* BEGIN *

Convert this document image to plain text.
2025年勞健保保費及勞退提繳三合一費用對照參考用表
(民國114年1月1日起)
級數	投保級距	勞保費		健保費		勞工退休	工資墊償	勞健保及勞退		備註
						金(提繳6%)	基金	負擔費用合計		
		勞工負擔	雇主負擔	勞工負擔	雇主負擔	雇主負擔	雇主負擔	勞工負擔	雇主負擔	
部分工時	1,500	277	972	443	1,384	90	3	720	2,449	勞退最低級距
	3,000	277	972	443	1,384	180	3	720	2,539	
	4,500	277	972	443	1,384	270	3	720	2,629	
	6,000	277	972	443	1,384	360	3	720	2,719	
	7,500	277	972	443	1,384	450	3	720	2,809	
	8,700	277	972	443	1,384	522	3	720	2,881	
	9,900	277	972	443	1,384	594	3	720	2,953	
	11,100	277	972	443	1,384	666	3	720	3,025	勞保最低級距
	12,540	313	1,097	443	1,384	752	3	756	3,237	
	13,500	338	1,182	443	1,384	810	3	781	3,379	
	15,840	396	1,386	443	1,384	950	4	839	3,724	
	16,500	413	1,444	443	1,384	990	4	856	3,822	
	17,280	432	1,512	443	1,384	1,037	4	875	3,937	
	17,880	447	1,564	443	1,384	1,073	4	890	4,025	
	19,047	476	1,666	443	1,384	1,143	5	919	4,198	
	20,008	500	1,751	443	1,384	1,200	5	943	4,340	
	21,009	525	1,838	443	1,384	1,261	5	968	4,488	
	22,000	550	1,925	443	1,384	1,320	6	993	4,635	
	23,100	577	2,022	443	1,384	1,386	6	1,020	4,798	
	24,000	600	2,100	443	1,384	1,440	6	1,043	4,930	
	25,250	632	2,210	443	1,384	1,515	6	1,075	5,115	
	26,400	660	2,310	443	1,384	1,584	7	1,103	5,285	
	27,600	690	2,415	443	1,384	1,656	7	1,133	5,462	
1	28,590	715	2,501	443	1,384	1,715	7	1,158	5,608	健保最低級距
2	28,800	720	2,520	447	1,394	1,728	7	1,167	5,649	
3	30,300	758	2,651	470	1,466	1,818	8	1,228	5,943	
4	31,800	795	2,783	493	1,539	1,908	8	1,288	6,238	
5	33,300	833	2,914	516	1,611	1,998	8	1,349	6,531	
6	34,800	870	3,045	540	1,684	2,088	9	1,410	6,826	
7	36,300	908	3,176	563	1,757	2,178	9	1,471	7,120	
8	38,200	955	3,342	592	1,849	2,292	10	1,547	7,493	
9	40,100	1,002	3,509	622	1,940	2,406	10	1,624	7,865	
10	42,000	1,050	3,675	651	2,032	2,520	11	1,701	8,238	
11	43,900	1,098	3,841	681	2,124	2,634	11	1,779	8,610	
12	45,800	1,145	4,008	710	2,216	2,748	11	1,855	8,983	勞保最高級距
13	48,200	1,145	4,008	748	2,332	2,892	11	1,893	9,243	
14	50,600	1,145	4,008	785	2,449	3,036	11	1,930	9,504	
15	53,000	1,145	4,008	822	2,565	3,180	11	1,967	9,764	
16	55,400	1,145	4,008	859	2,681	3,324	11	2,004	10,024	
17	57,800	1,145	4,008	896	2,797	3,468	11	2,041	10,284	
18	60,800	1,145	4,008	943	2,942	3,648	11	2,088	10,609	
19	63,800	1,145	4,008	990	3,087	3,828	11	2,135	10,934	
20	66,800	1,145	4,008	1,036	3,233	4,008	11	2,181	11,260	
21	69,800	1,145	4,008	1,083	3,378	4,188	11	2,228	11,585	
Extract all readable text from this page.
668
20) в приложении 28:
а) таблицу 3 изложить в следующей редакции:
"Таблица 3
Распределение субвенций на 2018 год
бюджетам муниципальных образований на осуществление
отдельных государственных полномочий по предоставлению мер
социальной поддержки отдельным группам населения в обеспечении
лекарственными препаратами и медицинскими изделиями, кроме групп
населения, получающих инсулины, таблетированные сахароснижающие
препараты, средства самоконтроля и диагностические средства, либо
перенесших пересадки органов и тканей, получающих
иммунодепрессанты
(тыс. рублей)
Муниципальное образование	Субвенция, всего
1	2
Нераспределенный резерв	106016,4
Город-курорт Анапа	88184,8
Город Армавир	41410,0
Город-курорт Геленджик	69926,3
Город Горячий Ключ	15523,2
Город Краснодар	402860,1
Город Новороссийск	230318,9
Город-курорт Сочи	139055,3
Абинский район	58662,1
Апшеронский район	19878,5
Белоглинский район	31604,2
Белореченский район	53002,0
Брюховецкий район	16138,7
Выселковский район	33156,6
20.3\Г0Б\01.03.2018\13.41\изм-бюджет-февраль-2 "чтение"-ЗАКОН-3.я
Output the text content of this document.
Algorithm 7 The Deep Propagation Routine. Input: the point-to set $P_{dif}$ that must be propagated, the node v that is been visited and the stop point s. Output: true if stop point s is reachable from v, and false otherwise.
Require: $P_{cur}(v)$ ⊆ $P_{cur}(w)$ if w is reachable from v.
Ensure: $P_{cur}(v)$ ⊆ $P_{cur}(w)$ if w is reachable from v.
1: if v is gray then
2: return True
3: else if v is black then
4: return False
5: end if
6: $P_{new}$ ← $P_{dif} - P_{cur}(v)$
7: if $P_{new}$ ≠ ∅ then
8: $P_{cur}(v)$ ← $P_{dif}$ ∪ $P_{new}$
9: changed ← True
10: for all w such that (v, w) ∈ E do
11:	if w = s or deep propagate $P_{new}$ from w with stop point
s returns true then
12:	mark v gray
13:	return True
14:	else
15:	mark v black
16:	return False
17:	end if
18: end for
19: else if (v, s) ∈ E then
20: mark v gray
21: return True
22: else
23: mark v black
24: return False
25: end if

* END *

WHAT IS REQUIRED:
List the lines of the records where "mark" occurs.

ANSWER IN FULL:
12:	mark v gray
15:	mark v black
20: mark v gray
23: mark v black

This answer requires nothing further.